- [WHAT NEEDS TO BE DONE]: Scan the material that follows. Copy every line containing the word "marker".

#### RECORDS TO PROCESS ####

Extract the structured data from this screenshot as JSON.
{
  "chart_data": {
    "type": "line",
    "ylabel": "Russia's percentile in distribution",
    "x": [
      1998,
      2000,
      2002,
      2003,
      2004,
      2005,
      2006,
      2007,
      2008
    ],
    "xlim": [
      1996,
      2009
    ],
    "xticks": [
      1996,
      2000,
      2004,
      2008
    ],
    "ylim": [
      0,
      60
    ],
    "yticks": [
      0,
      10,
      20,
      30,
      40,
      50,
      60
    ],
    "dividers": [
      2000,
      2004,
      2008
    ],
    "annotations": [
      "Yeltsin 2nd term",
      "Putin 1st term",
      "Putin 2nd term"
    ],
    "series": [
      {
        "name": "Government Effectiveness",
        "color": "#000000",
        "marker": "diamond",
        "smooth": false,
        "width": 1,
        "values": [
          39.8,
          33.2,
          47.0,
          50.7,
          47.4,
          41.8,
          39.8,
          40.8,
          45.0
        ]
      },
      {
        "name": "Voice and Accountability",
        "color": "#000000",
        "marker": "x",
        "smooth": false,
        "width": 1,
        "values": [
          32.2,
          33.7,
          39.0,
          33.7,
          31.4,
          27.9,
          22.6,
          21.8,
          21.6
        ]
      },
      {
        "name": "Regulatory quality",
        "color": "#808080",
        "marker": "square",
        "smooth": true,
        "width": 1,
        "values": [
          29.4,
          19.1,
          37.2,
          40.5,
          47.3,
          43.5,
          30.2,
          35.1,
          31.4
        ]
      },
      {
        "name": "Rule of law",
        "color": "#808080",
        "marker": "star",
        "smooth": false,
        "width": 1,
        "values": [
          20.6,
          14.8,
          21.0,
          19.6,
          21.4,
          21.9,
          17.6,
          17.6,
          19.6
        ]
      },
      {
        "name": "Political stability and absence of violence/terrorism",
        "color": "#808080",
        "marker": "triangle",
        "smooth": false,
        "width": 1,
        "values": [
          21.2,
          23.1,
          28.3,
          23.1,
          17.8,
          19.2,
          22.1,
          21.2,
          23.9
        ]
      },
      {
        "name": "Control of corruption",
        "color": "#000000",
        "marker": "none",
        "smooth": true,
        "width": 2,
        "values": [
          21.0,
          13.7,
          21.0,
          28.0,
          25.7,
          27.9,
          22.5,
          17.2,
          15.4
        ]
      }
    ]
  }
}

####
#### RECORDS TO PROCESS ####

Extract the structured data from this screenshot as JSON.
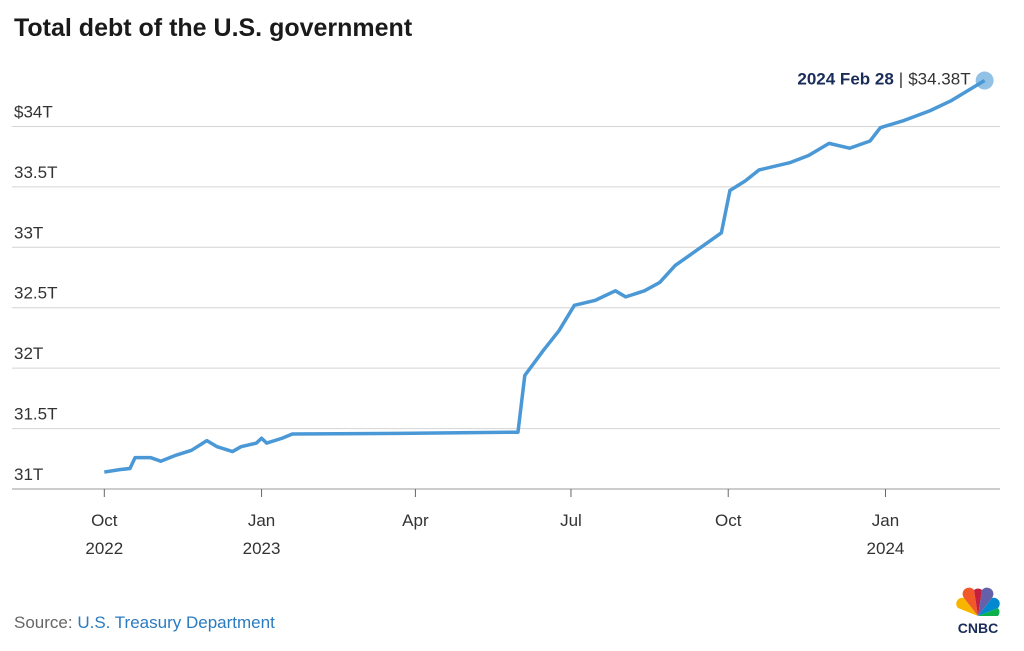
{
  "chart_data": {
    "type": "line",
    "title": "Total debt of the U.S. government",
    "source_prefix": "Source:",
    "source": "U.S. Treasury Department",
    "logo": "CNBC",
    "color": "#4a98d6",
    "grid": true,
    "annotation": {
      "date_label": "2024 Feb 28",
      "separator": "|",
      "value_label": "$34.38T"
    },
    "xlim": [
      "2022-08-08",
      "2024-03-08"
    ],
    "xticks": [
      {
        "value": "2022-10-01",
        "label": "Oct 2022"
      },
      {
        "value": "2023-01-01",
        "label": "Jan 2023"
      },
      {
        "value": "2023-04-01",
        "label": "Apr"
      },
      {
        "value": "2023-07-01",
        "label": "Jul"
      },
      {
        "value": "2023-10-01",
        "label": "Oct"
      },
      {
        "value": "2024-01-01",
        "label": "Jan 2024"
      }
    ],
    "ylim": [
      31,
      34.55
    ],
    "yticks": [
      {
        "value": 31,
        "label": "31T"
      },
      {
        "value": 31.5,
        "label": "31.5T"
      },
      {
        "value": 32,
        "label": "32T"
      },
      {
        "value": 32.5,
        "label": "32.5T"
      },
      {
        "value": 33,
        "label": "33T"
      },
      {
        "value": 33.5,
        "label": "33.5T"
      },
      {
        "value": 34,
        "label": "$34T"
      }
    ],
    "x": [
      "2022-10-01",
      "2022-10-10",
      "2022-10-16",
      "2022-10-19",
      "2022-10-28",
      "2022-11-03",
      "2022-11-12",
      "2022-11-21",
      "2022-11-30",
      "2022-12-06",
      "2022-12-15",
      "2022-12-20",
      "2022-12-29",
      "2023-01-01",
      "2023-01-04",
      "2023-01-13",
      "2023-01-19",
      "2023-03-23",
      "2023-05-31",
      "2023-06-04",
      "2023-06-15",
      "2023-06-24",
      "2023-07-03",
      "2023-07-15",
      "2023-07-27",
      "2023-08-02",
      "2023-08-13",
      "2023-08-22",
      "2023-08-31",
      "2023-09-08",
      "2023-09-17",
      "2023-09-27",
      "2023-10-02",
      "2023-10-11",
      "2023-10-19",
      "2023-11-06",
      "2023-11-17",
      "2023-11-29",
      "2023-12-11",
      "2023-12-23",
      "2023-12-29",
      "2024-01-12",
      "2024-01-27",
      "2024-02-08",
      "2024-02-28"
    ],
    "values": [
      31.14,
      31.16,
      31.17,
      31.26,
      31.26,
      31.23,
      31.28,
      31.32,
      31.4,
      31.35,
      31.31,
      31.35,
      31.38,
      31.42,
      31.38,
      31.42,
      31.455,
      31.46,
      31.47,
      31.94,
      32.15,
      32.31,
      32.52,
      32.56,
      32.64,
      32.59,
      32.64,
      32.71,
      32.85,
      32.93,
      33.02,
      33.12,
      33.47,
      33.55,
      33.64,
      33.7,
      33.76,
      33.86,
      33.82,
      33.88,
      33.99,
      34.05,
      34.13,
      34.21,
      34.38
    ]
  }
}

####

- [RESULT OF THIS EXERCISE]:
        "marker": "diamond",
        "marker": "x",
        "marker": "square",
        "marker": "star",
        "marker": "triangle",
        "marker": "none",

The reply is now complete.